- _Work to complete_:
Reproduce all entries word for word.

— START The data —

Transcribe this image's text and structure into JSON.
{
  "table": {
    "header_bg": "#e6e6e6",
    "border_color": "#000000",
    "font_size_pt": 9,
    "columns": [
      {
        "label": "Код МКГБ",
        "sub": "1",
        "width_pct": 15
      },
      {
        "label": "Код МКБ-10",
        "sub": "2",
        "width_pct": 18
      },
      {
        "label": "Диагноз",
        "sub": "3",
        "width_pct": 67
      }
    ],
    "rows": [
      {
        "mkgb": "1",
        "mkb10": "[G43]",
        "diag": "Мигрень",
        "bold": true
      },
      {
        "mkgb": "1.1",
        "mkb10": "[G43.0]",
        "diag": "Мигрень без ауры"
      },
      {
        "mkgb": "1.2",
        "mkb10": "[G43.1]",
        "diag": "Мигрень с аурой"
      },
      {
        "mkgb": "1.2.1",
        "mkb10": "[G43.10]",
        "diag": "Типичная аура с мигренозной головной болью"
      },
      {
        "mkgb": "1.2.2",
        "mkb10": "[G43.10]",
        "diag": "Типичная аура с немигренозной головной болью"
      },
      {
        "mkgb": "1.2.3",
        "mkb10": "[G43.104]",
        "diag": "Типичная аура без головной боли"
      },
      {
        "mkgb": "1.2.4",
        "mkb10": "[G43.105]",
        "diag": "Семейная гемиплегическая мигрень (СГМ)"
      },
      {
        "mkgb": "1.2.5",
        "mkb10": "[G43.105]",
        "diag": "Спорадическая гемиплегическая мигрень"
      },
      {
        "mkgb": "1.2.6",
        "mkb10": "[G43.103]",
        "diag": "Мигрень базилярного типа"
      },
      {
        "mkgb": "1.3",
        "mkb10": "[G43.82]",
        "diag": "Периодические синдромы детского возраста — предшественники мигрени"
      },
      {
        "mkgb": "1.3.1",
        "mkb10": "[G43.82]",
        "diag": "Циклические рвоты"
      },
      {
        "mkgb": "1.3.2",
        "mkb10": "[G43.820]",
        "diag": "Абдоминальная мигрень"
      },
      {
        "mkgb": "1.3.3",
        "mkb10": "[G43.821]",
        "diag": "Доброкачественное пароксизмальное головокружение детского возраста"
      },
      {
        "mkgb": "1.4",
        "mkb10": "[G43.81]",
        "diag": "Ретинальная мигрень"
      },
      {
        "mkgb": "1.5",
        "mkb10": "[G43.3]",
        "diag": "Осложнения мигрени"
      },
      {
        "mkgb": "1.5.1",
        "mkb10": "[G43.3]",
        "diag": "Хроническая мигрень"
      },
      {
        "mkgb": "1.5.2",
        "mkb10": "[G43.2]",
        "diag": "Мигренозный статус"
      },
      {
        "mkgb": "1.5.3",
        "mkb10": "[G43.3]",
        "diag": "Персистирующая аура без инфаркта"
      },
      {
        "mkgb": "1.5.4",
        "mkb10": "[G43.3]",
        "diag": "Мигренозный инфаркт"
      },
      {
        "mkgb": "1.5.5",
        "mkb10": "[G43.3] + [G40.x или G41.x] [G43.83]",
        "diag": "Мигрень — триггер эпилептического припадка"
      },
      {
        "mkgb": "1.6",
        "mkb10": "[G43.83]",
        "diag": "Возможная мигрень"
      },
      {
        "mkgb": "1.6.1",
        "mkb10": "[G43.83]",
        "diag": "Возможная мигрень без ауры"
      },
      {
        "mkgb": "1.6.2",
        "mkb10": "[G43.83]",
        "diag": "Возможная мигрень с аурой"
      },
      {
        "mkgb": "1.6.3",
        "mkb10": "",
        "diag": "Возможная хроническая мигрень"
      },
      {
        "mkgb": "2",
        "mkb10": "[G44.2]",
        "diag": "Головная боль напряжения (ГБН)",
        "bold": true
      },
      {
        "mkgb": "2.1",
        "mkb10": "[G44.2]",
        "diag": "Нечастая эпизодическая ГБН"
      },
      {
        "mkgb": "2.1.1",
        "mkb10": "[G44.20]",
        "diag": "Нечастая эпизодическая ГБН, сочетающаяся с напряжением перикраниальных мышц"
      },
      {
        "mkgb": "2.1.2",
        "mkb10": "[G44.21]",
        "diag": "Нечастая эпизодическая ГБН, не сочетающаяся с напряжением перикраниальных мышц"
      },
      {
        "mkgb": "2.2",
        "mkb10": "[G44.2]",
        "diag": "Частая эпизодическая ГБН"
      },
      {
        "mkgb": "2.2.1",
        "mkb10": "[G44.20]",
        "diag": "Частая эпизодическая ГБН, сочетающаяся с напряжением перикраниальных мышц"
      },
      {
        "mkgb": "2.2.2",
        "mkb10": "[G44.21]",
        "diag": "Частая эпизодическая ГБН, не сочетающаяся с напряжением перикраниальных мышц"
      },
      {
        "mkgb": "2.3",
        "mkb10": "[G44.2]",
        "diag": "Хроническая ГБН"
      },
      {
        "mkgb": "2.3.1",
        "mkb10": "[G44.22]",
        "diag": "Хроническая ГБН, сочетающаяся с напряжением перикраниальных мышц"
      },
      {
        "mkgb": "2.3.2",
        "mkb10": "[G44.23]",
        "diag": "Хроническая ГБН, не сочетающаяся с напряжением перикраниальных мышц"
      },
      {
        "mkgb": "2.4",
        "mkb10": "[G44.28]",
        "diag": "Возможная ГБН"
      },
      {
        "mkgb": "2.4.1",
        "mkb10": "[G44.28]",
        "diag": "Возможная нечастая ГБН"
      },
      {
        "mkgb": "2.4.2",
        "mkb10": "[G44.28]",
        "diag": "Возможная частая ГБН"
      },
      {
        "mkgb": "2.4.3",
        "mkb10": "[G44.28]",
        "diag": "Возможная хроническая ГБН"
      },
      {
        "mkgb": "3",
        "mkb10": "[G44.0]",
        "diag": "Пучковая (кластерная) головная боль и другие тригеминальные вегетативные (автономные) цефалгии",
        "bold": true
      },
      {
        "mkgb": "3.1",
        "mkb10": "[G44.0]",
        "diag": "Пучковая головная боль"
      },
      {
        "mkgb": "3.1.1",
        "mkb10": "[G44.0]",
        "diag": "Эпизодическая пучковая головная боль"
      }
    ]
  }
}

— END The data —

- _Solution to this task_:
Transcribe this image's text and structure into JSON.
{
  "table": {
    "header_bg": "#e6e6e6",
    "border_color": "#000000",
    "font_size_pt": 9,
    "columns": [
      {
        "label": "Код МКГБ",
        "sub": "1",
        "width_pct": 15
      },
      {
        "label": "Код МКБ-10",
        "sub": "2",
        "width_pct": 18
      },
      {
        "label": "Диагноз",
        "sub": "3",
        "width_pct": 67
      }
    ],
    "rows": [
      {
        "mkgb": "1",
        "mkb10": "[G43]",
        "diag": "Мигрень",
        "bold": true
      },
      {
        "mkgb": "1.1",
        "mkb10": "[G43.0]",
        "diag": "Мигрень без ауры"
      },
      {
        "mkgb": "1.2",
        "mkb10": "[G43.1]",
        "diag": "Мигрень с аурой"
      },
      {
        "mkgb": "1.2.1",
        "mkb10": "[G43.10]",
        "diag": "Типичная аура с мигренозной головной болью"
      },
      {
        "mkgb": "1.2.2",
        "mkb10": "[G43.10]",
        "diag": "Типичная аура с немигренозной головной болью"
      },
      {
        "mkgb": "1.2.3",
        "mkb10": "[G43.104]",
        "diag": "Типичная аура без головной боли"
      },
      {
        "mkgb": "1.2.4",
        "mkb10": "[G43.105]",
        "diag": "Семейная гемиплегическая мигрень (СГМ)"
      },
      {
        "mkgb": "1.2.5",
        "mkb10": "[G43.105]",
        "diag": "Спорадическая гемиплегическая мигрень"
      },
      {
        "mkgb": "1.2.6",
        "mkb10": "[G43.103]",
        "diag": "Мигрень базилярного типа"
      },
      {
        "mkgb": "1.3",
        "mkb10": "[G43.82]",
        "diag": "Периодические синдромы детского возраста — предшественники мигрени"
      },
      {
        "mkgb": "1.3.1",
        "mkb10": "[G43.82]",
        "diag": "Циклические рвоты"
      },
      {
        "mkgb": "1.3.2",
        "mkb10": "[G43.820]",
        "diag": "Абдоминальная мигрень"
      },
      {
        "mkgb": "1.3.3",
        "mkb10": "[G43.821]",
        "diag": "Доброкачественное пароксизмальное головокружение детского возраста"
      },
      {
        "mkgb": "1.4",
        "mkb10": "[G43.81]",
        "diag": "Ретинальная мигрень"
      },
      {
        "mkgb": "1.5",
        "mkb10": "[G43.3]",
        "diag": "Осложнения мигрени"
      },
      {
        "mkgb": "1.5.1",
        "mkb10": "[G43.3]",
        "diag": "Хроническая мигрень"
      },
      {
        "mkgb": "1.5.2",
        "mkb10": "[G43.2]",
        "diag": "Мигренозный статус"
      },
      {
        "mkgb": "1.5.3",
        "mkb10": "[G43.3]",
        "diag": "Персистирующая аура без инфаркта"
      },
      {
        "mkgb": "1.5.4",
        "mkb10": "[G43.3]",
        "diag": "Мигренозный инфаркт"
      },
      {
        "mkgb": "1.5.5",
        "mkb10": "[G43.3] + [G40.x или G41.x] [G43.83]",
        "diag": "Мигрень — триггер эпилептического припадка"
      },
      {
        "mkgb": "1.6",
        "mkb10": "[G43.83]",
        "diag": "Возможная мигрень"
      },
      {
        "mkgb": "1.6.1",
        "mkb10": "[G43.83]",
        "diag": "Возможная мигрень без ауры"
      },
      {
        "mkgb": "1.6.2",
        "mkb10": "[G43.83]",
        "diag": "Возможная мигрень с аурой"
      },
      {
        "mkgb": "1.6.3",
        "mkb10": "",
        "diag": "Возможная хроническая мигрень"
      },
      {
        "mkgb": "2",
        "mkb10": "[G44.2]",
        "diag": "Головная боль напряжения (ГБН)",
        "bold": true
      },
      {
        "mkgb": "2.1",
        "mkb10": "[G44.2]",
        "diag": "Нечастая эпизодическая ГБН"
      },
      {
        "mkgb": "2.1.1",
        "mkb10": "[G44.20]",
        "diag": "Нечастая эпизодическая ГБН, сочетающаяся с напряжением перикраниальных мышц"
      },
      {
        "mkgb": "2.1.2",
        "mkb10": "[G44.21]",
        "diag": "Нечастая эпизодическая ГБН, не сочетающаяся с напряжением перикраниальных мышц"
      },
      {
        "mkgb": "2.2",
        "mkb10": "[G44.2]",
        "diag": "Частая эпизодическая ГБН"
      },
      {
        "mkgb": "2.2.1",
        "mkb10": "[G44.20]",
        "diag": "Частая эпизодическая ГБН, сочетающаяся с напряжением перикраниальных мышц"
      },
      {
        "mkgb": "2.2.2",
        "mkb10": "[G44.21]",
        "diag": "Частая эпизодическая ГБН, не сочетающаяся с напряжением перикраниальных мышц"
      },
      {
        "mkgb": "2.3",
        "mkb10": "[G44.2]",
        "diag": "Хроническая ГБН"
      },
      {
        "mkgb": "2.3.1",
        "mkb10": "[G44.22]",
        "diag": "Хроническая ГБН, сочетающаяся с напряжением перикраниальных мышц"
      },
      {
        "mkgb": "2.3.2",
        "mkb10": "[G44.23]",
        "diag": "Хроническая ГБН, не сочетающаяся с напряжением перикраниальных мышц"
      },
      {
        "mkgb": "2.4",
        "mkb10": "[G44.28]",
        "diag": "Возможная ГБН"
      },
      {
        "mkgb": "2.4.1",
        "mkb10": "[G44.28]",
        "diag": "Возможная нечастая ГБН"
      },
      {
        "mkgb": "2.4.2",
        "mkb10": "[G44.28]",
        "diag": "Возможная частая ГБН"
      },
      {
        "mkgb": "2.4.3",
        "mkb10": "[G44.28]",
        "diag": "Возможная хроническая ГБН"
      },
      {
        "mkgb": "3",
        "mkb10": "[G44.0]",
        "diag": "Пучковая (кластерная) головная боль и другие тригеминальные вегетативные (автономные) цефалгии",
        "bold": true
      },
      {
        "mkgb": "3.1",
        "mkb10": "[G44.0]",
        "diag": "Пучковая головная боль"
      },
      {
        "mkgb": "3.1.1",
        "mkb10": "[G44.0]",
        "diag": "Эпизодическая пучковая головная боль"
      }
    ]
  }
}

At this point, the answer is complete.